### Requirements
Only the pictures are left out: repeat the rest of the entries exactly.

Stored records

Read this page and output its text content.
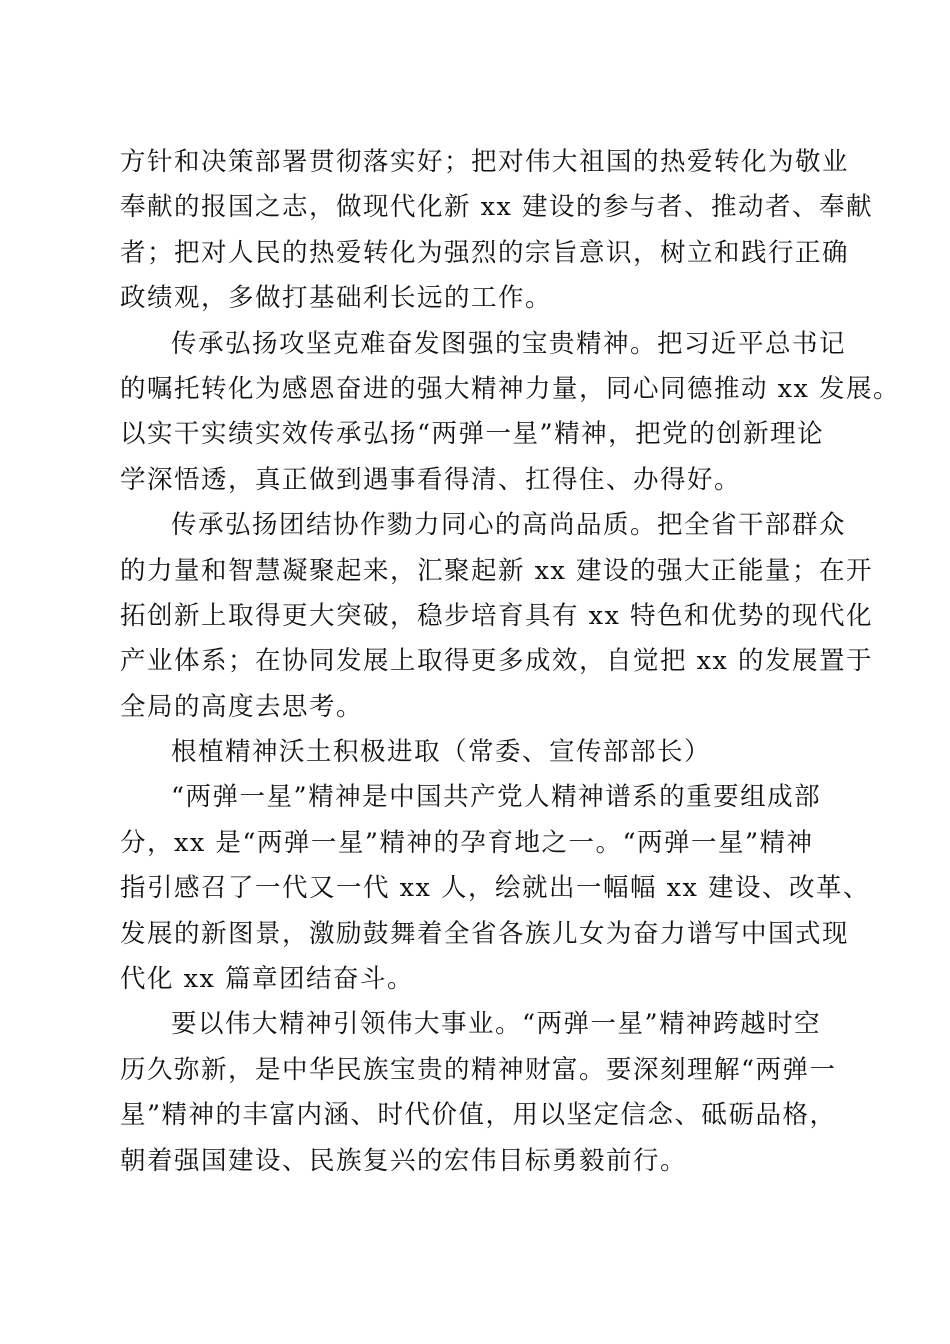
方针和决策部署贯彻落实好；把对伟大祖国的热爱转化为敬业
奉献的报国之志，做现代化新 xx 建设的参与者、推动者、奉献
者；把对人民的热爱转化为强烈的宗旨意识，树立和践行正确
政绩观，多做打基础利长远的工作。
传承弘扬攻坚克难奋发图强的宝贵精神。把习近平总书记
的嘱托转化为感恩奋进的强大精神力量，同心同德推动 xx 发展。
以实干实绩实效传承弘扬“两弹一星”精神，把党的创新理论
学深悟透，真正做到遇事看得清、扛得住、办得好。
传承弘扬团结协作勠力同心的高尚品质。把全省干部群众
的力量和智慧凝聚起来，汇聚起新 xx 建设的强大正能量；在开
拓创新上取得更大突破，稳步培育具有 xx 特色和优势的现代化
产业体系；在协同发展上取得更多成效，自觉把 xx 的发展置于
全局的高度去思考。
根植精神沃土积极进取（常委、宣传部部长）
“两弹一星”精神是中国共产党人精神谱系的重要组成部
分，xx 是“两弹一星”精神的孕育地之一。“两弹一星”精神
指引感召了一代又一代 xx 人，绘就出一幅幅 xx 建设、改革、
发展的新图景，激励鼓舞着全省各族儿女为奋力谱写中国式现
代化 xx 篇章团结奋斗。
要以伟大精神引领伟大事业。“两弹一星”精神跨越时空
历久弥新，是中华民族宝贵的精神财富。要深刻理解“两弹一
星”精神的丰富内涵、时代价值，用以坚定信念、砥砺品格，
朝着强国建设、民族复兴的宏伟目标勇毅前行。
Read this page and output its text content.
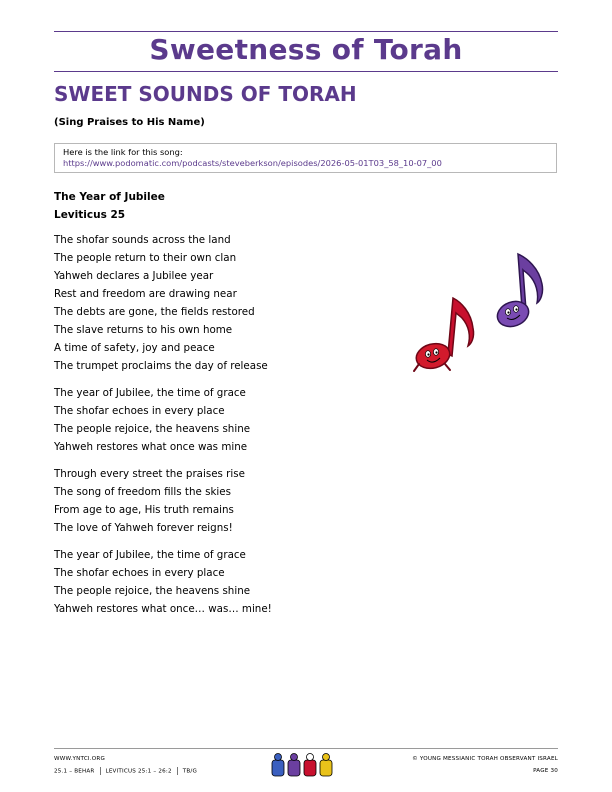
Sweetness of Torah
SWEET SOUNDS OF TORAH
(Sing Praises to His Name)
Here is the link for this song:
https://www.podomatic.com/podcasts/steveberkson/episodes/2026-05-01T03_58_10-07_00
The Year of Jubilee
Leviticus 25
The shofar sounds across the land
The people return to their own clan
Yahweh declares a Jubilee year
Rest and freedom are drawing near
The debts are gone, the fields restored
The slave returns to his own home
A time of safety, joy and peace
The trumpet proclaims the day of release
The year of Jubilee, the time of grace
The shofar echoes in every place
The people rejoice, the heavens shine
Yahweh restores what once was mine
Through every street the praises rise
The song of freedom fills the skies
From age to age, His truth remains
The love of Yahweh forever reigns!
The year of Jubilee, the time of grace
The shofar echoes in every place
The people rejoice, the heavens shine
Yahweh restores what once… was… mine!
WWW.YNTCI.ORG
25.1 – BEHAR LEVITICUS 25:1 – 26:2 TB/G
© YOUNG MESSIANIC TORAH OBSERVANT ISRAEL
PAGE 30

### The output
Read this page and output its text content.
方针和决策部署贯彻落实好；把对伟大祖国的热爱转化为敬业
奉献的报国之志，做现代化新 xx 建设的参与者、推动者、奉献
者；把对人民的热爱转化为强烈的宗旨意识，树立和践行正确
政绩观，多做打基础利长远的工作。
传承弘扬攻坚克难奋发图强的宝贵精神。把习近平总书记
的嘱托转化为感恩奋进的强大精神力量，同心同德推动 xx 发展。
以实干实绩实效传承弘扬“两弹一星”精神，把党的创新理论
学深悟透，真正做到遇事看得清、扛得住、办得好。
传承弘扬团结协作勠力同心的高尚品质。把全省干部群众
的力量和智慧凝聚起来，汇聚起新 xx 建设的强大正能量；在开
拓创新上取得更大突破，稳步培育具有 xx 特色和优势的现代化
产业体系；在协同发展上取得更多成效，自觉把 xx 的发展置于
全局的高度去思考。
根植精神沃土积极进取（常委、宣传部部长）
“两弹一星”精神是中国共产党人精神谱系的重要组成部
分，xx 是“两弹一星”精神的孕育地之一。“两弹一星”精神
指引感召了一代又一代 xx 人，绘就出一幅幅 xx 建设、改革、
发展的新图景，激励鼓舞着全省各族儿女为奋力谱写中国式现
代化 xx 篇章团结奋斗。
要以伟大精神引领伟大事业。“两弹一星”精神跨越时空
历久弥新，是中华民族宝贵的精神财富。要深刻理解“两弹一
星”精神的丰富内涵、时代价值，用以坚定信念、砥砺品格，
朝着强国建设、民族复兴的宏伟目标勇毅前行。
Read this page and output its text content.
Sweetness of Torah
SWEET SOUNDS OF TORAH
(Sing Praises to His Name)
Here is the link for this song:
https://www.podomatic.com/podcasts/steveberkson/episodes/2026-05-01T03_58_10-07_00
The Year of Jubilee
Leviticus 25
The shofar sounds across the land
The people return to their own clan
Yahweh declares a Jubilee year
Rest and freedom are drawing near
The debts are gone, the fields restored
The slave returns to his own home
A time of safety, joy and peace
The trumpet proclaims the day of release
The year of Jubilee, the time of grace
The shofar echoes in every place
The people rejoice, the heavens shine
Yahweh restores what once was mine
Through every street the praises rise
The song of freedom fills the skies
From age to age, His truth remains
The love of Yahweh forever reigns!
The year of Jubilee, the time of grace
The shofar echoes in every place
The people rejoice, the heavens shine
Yahweh restores what once… was… mine!
WWW.YNTCI.ORG
25.1 – BEHAR LEVITICUS 25:1 – 26:2 TB/G
© YOUNG MESSIANIC TORAH OBSERVANT ISRAEL
PAGE 30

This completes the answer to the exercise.